:: Provided data ::

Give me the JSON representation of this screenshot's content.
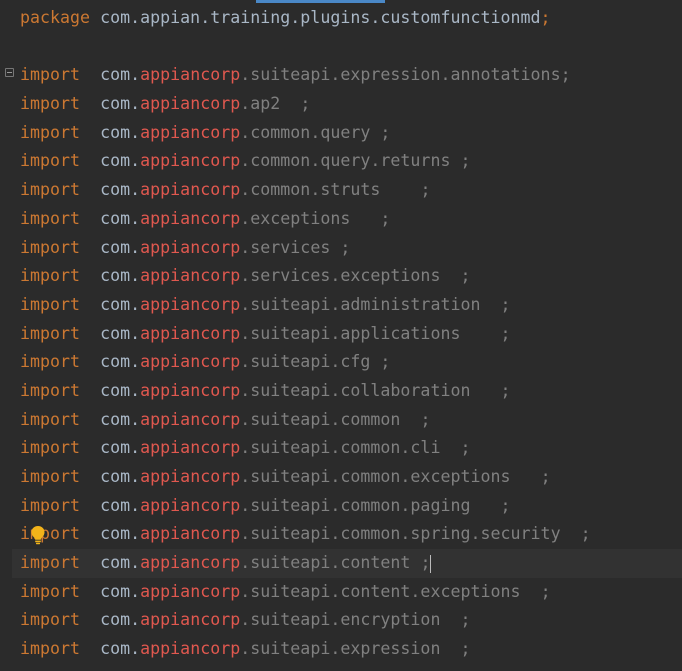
{
  "package_line": {
    "keyword": "package",
    "name": "com.appian.training.plugins.customfunctionmd",
    "terminator": ";"
  },
  "imports": [
    {
      "keyword": "import",
      "prefix": "com.",
      "vendor": "appiancorp",
      "rest": ".suiteapi.expression.annotations",
      "spacing": "",
      "semi": ";"
    },
    {
      "keyword": "import",
      "prefix": "com.",
      "vendor": "appiancorp",
      "rest": ".ap2",
      "spacing": "  ",
      "semi": ";"
    },
    {
      "keyword": "import",
      "prefix": "com.",
      "vendor": "appiancorp",
      "rest": ".common.query",
      "spacing": " ",
      "semi": ";"
    },
    {
      "keyword": "import",
      "prefix": "com.",
      "vendor": "appiancorp",
      "rest": ".common.query.returns",
      "spacing": " ",
      "semi": ";"
    },
    {
      "keyword": "import",
      "prefix": "com.",
      "vendor": "appiancorp",
      "rest": ".common.struts",
      "spacing": "    ",
      "semi": ";"
    },
    {
      "keyword": "import",
      "prefix": "com.",
      "vendor": "appiancorp",
      "rest": ".exceptions",
      "spacing": "   ",
      "semi": ";"
    },
    {
      "keyword": "import",
      "prefix": "com.",
      "vendor": "appiancorp",
      "rest": ".services",
      "spacing": " ",
      "semi": ";"
    },
    {
      "keyword": "import",
      "prefix": "com.",
      "vendor": "appiancorp",
      "rest": ".services.exceptions",
      "spacing": "  ",
      "semi": ";"
    },
    {
      "keyword": "import",
      "prefix": "com.",
      "vendor": "appiancorp",
      "rest": ".suiteapi.administration",
      "spacing": "  ",
      "semi": ";"
    },
    {
      "keyword": "import",
      "prefix": "com.",
      "vendor": "appiancorp",
      "rest": ".suiteapi.applications",
      "spacing": "    ",
      "semi": ";"
    },
    {
      "keyword": "import",
      "prefix": "com.",
      "vendor": "appiancorp",
      "rest": ".suiteapi.cfg",
      "spacing": " ",
      "semi": ";"
    },
    {
      "keyword": "import",
      "prefix": "com.",
      "vendor": "appiancorp",
      "rest": ".suiteapi.collaboration",
      "spacing": "   ",
      "semi": ";"
    },
    {
      "keyword": "import",
      "prefix": "com.",
      "vendor": "appiancorp",
      "rest": ".suiteapi.common",
      "spacing": "  ",
      "semi": ";"
    },
    {
      "keyword": "import",
      "prefix": "com.",
      "vendor": "appiancorp",
      "rest": ".suiteapi.common.cli",
      "spacing": "  ",
      "semi": ";"
    },
    {
      "keyword": "import",
      "prefix": "com.",
      "vendor": "appiancorp",
      "rest": ".suiteapi.common.exceptions",
      "spacing": "   ",
      "semi": ";"
    },
    {
      "keyword": "import",
      "prefix": "com.",
      "vendor": "appiancorp",
      "rest": ".suiteapi.common.paging",
      "spacing": "   ",
      "semi": ";"
    },
    {
      "keyword": "import",
      "prefix": "com.",
      "vendor": "appiancorp",
      "rest": ".suiteapi.common.spring.security",
      "spacing": "  ",
      "semi": ";"
    },
    {
      "keyword": "import",
      "prefix": "com.",
      "vendor": "appiancorp",
      "rest": ".suiteapi.content",
      "spacing": " ",
      "semi": ";"
    },
    {
      "keyword": "import",
      "prefix": "com.",
      "vendor": "appiancorp",
      "rest": ".suiteapi.content.exceptions",
      "spacing": "  ",
      "semi": ";"
    },
    {
      "keyword": "import",
      "prefix": "com.",
      "vendor": "appiancorp",
      "rest": ".suiteapi.encryption",
      "spacing": "  ",
      "semi": ";"
    },
    {
      "keyword": "import",
      "prefix": "com.",
      "vendor": "appiancorp",
      "rest": ".suiteapi.expression",
      "spacing": "  ",
      "semi": ";"
    }
  ],
  "caret_line_index": 17,
  "icons": {
    "fold": "fold-collapse-icon",
    "intention": "lightbulb-icon"
  },
  "colors": {
    "background": "#2b2b2b",
    "keyword": "#cc7832",
    "identifier": "#a9b7c6",
    "vendor_highlight": "#e0584f",
    "dim_text": "#808080",
    "tab_indicator": "#4a88c7",
    "bulb": "#f2b31a"
  }
}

:::

Stated goal: Print the records word for word and exclude any picture they hold.

Output below:
Give me the JSON representation of this screenshot's content.
{
  "package_line": {
    "keyword": "package",
    "name": "com.appian.training.plugins.customfunctionmd",
    "terminator": ";"
  },
  "imports": [
    {
      "keyword": "import",
      "prefix": "com.",
      "vendor": "appiancorp",
      "rest": ".suiteapi.expression.annotations",
      "spacing": "",
      "semi": ";"
    },
    {
      "keyword": "import",
      "prefix": "com.",
      "vendor": "appiancorp",
      "rest": ".ap2",
      "spacing": "  ",
      "semi": ";"
    },
    {
      "keyword": "import",
      "prefix": "com.",
      "vendor": "appiancorp",
      "rest": ".common.query",
      "spacing": " ",
      "semi": ";"
    },
    {
      "keyword": "import",
      "prefix": "com.",
      "vendor": "appiancorp",
      "rest": ".common.query.returns",
      "spacing": " ",
      "semi": ";"
    },
    {
      "keyword": "import",
      "prefix": "com.",
      "vendor": "appiancorp",
      "rest": ".common.struts",
      "spacing": "    ",
      "semi": ";"
    },
    {
      "keyword": "import",
      "prefix": "com.",
      "vendor": "appiancorp",
      "rest": ".exceptions",
      "spacing": "   ",
      "semi": ";"
    },
    {
      "keyword": "import",
      "prefix": "com.",
      "vendor": "appiancorp",
      "rest": ".services",
      "spacing": " ",
      "semi": ";"
    },
    {
      "keyword": "import",
      "prefix": "com.",
      "vendor": "appiancorp",
      "rest": ".services.exceptions",
      "spacing": "  ",
      "semi": ";"
    },
    {
      "keyword": "import",
      "prefix": "com.",
      "vendor": "appiancorp",
      "rest": ".suiteapi.administration",
      "spacing": "  ",
      "semi": ";"
    },
    {
      "keyword": "import",
      "prefix": "com.",
      "vendor": "appiancorp",
      "rest": ".suiteapi.applications",
      "spacing": "    ",
      "semi": ";"
    },
    {
      "keyword": "import",
      "prefix": "com.",
      "vendor": "appiancorp",
      "rest": ".suiteapi.cfg",
      "spacing": " ",
      "semi": ";"
    },
    {
      "keyword": "import",
      "prefix": "com.",
      "vendor": "appiancorp",
      "rest": ".suiteapi.collaboration",
      "spacing": "   ",
      "semi": ";"
    },
    {
      "keyword": "import",
      "prefix": "com.",
      "vendor": "appiancorp",
      "rest": ".suiteapi.common",
      "spacing": "  ",
      "semi": ";"
    },
    {
      "keyword": "import",
      "prefix": "com.",
      "vendor": "appiancorp",
      "rest": ".suiteapi.common.cli",
      "spacing": "  ",
      "semi": ";"
    },
    {
      "keyword": "import",
      "prefix": "com.",
      "vendor": "appiancorp",
      "rest": ".suiteapi.common.exceptions",
      "spacing": "   ",
      "semi": ";"
    },
    {
      "keyword": "import",
      "prefix": "com.",
      "vendor": "appiancorp",
      "rest": ".suiteapi.common.paging",
      "spacing": "   ",
      "semi": ";"
    },
    {
      "keyword": "import",
      "prefix": "com.",
      "vendor": "appiancorp",
      "rest": ".suiteapi.common.spring.security",
      "spacing": "  ",
      "semi": ";"
    },
    {
      "keyword": "import",
      "prefix": "com.",
      "vendor": "appiancorp",
      "rest": ".suiteapi.content",
      "spacing": " ",
      "semi": ";"
    },
    {
      "keyword": "import",
      "prefix": "com.",
      "vendor": "appiancorp",
      "rest": ".suiteapi.content.exceptions",
      "spacing": "  ",
      "semi": ";"
    },
    {
      "keyword": "import",
      "prefix": "com.",
      "vendor": "appiancorp",
      "rest": ".suiteapi.encryption",
      "spacing": "  ",
      "semi": ";"
    },
    {
      "keyword": "import",
      "prefix": "com.",
      "vendor": "appiancorp",
      "rest": ".suiteapi.expression",
      "spacing": "  ",
      "semi": ";"
    }
  ],
  "caret_line_index": 17,
  "icons": {
    "fold": "fold-collapse-icon",
    "intention": "lightbulb-icon"
  },
  "colors": {
    "background": "#2b2b2b",
    "keyword": "#cc7832",
    "identifier": "#a9b7c6",
    "vendor_highlight": "#e0584f",
    "dim_text": "#808080",
    "tab_indicator": "#4a88c7",
    "bulb": "#f2b31a"
  }
}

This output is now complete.